Task to carry out: Note each line that includes the word "据此完成". Copy those lines.

::::

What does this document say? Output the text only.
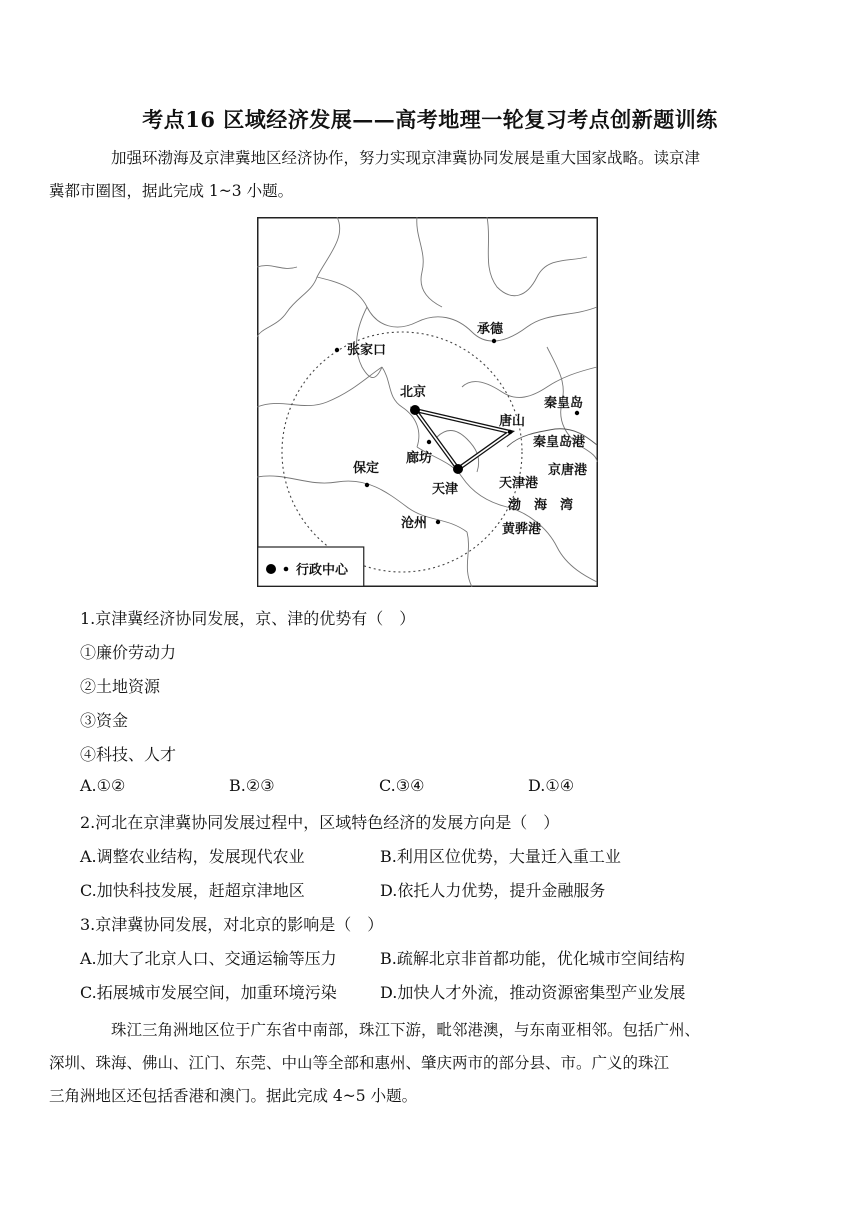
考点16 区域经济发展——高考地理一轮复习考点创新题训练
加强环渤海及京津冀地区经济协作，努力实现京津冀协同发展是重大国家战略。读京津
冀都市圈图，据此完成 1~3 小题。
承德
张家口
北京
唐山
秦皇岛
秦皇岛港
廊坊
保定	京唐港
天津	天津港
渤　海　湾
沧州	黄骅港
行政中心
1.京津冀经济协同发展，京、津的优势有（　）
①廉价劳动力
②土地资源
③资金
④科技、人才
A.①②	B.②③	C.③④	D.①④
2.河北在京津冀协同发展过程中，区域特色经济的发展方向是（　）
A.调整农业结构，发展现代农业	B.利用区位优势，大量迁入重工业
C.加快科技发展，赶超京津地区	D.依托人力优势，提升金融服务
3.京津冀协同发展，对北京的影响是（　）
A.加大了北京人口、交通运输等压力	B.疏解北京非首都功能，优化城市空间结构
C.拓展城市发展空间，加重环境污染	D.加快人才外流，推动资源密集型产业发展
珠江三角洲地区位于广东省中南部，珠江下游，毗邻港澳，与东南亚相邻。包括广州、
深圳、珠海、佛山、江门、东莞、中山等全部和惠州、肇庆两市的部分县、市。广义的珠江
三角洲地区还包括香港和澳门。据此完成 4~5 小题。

::::

Answer to the exercise:
冀都市圈图，据此完成 1~3 小题。
三角洲地区还包括香港和澳门。据此完成 4~5 小题。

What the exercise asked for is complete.